DATA PROVIDED.
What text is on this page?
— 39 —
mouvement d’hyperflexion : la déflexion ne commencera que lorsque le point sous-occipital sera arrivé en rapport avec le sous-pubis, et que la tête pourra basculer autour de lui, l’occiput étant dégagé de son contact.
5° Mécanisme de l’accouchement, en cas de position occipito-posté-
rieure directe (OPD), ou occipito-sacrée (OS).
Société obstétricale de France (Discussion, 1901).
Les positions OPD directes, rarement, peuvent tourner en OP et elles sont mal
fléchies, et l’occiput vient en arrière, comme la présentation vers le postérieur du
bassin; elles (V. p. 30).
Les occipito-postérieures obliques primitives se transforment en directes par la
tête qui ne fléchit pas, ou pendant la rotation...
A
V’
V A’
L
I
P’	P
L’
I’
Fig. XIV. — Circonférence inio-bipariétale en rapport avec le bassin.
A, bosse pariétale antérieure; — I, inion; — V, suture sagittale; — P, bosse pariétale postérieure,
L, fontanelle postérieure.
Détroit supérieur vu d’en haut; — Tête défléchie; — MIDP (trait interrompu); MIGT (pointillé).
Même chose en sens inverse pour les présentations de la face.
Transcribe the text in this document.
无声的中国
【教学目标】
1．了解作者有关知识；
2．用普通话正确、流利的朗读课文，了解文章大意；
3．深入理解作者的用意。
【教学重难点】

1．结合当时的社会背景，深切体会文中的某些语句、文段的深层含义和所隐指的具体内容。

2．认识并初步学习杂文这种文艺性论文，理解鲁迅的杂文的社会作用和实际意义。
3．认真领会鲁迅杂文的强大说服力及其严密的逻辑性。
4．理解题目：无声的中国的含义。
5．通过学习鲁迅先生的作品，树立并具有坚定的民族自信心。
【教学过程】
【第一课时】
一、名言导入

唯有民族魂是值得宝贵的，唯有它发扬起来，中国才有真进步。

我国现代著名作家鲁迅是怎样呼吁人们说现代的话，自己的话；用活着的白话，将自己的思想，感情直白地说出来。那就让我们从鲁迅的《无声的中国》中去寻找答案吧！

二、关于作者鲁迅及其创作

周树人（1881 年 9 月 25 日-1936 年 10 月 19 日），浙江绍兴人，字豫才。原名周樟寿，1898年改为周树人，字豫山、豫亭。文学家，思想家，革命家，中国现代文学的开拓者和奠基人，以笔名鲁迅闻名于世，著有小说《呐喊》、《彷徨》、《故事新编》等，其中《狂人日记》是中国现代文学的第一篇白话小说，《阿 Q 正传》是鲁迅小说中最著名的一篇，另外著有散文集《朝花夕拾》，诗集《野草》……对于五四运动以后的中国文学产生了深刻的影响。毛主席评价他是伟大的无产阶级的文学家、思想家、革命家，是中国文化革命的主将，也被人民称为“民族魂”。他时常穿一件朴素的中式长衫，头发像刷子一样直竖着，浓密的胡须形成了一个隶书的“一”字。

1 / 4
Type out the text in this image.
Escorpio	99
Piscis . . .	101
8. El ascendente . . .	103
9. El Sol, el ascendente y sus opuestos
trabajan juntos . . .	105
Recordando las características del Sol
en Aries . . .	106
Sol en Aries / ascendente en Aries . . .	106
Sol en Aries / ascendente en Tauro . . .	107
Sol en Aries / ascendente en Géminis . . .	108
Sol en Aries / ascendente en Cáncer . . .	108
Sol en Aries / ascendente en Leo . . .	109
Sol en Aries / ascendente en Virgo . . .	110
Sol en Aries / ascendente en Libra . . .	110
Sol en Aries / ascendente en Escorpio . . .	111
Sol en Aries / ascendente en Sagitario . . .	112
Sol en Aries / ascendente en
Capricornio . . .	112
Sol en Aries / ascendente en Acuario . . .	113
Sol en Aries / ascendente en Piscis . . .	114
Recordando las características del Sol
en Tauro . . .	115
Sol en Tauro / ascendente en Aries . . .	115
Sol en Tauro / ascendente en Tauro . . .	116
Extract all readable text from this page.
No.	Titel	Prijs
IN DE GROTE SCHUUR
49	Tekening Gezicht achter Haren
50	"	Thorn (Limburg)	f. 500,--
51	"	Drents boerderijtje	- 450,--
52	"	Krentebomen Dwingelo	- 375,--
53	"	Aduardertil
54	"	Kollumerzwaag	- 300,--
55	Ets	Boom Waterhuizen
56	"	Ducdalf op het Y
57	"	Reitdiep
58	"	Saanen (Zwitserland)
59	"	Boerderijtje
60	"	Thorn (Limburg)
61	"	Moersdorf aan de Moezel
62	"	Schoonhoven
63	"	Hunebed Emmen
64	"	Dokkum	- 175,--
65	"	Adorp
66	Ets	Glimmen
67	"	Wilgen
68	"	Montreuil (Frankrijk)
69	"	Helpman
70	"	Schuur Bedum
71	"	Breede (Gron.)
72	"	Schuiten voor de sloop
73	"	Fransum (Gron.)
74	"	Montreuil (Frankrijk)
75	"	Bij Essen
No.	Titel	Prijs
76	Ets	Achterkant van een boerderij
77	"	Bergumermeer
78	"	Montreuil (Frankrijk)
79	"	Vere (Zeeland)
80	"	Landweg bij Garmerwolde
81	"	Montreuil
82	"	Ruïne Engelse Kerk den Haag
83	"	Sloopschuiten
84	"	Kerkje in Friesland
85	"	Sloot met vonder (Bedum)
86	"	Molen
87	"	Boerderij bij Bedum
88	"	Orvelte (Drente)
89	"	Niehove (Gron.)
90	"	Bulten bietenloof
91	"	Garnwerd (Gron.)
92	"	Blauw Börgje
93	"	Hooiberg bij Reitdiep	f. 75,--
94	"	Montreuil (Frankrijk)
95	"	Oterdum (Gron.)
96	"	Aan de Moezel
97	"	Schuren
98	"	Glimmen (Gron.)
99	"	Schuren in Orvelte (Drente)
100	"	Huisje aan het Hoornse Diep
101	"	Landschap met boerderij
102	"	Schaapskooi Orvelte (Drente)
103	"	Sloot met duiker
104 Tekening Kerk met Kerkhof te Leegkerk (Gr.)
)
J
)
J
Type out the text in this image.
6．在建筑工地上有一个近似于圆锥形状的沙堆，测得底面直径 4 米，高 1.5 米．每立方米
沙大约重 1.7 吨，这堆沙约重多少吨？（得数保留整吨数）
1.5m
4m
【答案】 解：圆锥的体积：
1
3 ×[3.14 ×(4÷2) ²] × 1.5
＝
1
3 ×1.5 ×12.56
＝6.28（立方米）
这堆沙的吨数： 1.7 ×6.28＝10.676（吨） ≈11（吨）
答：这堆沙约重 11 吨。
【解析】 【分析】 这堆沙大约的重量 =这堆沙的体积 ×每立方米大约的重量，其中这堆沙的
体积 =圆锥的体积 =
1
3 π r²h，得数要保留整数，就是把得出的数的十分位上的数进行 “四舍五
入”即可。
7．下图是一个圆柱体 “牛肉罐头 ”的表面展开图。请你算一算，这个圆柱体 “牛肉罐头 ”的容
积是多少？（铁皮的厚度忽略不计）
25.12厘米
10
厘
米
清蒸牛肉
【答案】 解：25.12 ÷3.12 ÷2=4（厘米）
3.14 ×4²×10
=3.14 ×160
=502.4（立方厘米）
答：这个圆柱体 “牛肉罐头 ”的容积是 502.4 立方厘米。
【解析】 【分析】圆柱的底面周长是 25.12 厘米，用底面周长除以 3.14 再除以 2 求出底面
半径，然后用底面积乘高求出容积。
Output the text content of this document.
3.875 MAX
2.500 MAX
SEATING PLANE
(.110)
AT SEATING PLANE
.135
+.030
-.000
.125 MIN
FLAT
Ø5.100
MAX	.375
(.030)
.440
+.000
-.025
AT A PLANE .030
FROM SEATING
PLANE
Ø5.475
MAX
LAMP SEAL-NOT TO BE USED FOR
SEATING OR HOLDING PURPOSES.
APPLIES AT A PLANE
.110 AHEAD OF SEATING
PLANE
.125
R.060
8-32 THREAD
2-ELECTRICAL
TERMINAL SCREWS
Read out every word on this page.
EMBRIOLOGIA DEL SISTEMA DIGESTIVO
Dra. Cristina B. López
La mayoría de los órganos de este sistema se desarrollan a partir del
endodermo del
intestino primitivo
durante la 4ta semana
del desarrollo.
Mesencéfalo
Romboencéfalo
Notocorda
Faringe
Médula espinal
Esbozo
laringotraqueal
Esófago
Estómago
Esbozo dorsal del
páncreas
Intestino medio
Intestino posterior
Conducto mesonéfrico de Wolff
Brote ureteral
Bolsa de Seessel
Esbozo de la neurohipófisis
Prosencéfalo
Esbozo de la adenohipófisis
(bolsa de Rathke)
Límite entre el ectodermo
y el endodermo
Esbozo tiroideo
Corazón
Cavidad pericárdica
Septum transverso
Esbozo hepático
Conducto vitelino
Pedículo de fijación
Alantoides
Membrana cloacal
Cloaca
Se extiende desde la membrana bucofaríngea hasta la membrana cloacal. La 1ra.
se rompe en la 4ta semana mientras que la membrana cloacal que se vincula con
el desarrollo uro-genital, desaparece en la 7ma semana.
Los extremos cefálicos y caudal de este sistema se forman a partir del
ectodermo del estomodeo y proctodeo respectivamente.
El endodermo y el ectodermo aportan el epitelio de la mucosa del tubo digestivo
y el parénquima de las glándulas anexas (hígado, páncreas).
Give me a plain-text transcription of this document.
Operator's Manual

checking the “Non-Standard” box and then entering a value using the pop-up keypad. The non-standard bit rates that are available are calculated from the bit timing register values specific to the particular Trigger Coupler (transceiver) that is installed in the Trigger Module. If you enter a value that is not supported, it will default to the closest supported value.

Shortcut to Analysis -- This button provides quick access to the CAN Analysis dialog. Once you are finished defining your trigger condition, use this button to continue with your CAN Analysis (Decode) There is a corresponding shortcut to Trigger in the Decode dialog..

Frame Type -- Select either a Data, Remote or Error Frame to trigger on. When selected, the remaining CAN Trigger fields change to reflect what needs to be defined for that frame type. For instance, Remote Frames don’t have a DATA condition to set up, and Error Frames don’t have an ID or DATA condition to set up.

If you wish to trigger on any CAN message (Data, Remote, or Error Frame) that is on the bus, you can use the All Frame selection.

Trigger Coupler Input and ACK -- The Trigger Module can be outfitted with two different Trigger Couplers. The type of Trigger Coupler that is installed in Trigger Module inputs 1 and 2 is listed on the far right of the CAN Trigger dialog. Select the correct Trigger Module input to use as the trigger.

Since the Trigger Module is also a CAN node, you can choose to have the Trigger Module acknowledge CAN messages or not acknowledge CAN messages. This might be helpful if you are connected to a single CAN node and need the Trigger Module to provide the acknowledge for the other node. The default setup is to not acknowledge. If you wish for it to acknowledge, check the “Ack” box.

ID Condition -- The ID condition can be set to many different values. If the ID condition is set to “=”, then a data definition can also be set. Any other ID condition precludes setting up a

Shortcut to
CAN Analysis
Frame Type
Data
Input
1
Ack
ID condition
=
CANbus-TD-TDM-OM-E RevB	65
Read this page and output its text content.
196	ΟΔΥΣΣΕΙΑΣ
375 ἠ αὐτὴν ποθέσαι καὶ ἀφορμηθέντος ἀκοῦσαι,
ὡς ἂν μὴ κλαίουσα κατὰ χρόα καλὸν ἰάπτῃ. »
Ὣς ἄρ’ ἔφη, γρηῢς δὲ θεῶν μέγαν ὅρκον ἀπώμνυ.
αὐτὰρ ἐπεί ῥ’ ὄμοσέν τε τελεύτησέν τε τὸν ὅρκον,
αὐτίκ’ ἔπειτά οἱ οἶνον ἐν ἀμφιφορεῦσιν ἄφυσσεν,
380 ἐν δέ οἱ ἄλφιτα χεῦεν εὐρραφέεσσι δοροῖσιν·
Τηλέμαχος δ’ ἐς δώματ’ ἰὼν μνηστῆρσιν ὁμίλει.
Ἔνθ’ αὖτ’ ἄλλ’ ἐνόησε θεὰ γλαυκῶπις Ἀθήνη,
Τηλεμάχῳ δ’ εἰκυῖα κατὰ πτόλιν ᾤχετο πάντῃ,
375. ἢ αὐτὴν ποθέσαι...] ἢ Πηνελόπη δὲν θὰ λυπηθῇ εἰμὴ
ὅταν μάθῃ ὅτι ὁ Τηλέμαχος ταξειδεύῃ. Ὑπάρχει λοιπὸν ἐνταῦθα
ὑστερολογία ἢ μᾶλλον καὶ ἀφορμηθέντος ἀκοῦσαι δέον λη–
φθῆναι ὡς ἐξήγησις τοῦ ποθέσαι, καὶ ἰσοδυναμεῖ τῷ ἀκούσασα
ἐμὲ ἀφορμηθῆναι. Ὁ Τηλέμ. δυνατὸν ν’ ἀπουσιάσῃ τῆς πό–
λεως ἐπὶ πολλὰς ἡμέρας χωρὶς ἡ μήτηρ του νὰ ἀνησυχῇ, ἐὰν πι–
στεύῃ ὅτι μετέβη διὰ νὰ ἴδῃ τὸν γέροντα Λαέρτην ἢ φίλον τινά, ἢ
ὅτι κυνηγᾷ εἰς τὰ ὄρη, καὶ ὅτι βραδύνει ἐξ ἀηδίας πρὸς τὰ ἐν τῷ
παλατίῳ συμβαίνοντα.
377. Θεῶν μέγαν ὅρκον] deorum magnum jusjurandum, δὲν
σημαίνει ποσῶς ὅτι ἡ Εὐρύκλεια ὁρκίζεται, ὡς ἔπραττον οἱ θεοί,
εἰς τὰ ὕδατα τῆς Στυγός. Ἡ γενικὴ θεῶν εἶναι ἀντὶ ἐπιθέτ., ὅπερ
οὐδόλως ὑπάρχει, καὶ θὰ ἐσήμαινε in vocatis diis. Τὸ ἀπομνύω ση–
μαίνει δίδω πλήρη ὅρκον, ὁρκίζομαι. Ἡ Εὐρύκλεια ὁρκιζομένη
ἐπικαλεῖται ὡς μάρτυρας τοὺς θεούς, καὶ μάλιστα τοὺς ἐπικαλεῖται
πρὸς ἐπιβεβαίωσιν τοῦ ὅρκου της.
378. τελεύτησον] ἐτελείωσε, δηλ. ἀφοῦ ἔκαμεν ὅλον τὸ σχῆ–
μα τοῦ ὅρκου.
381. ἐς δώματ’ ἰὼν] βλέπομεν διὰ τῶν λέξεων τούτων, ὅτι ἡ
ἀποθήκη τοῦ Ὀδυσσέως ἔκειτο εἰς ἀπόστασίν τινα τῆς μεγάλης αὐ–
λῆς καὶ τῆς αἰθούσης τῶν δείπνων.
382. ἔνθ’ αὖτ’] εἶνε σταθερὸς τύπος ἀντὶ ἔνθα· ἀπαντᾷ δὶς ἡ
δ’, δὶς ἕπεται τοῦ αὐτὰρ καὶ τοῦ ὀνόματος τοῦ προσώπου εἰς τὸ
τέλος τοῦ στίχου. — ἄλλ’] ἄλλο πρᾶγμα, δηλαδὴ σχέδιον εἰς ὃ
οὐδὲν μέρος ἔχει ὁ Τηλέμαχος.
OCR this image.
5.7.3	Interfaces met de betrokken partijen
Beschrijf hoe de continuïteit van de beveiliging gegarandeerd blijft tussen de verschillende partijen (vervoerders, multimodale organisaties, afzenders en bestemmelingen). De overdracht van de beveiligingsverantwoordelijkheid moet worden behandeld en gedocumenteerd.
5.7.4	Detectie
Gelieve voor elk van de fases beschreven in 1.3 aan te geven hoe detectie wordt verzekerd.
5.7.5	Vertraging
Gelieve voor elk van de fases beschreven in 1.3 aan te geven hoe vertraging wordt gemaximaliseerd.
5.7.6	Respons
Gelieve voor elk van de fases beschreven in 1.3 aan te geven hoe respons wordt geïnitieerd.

GIVEN EXERCISE. Copy all lines above containing the string "Thorn".

RIGHT ANSWER.
50	"	Thorn (Limburg)	f. 500,--
60	"	Thorn (Limburg)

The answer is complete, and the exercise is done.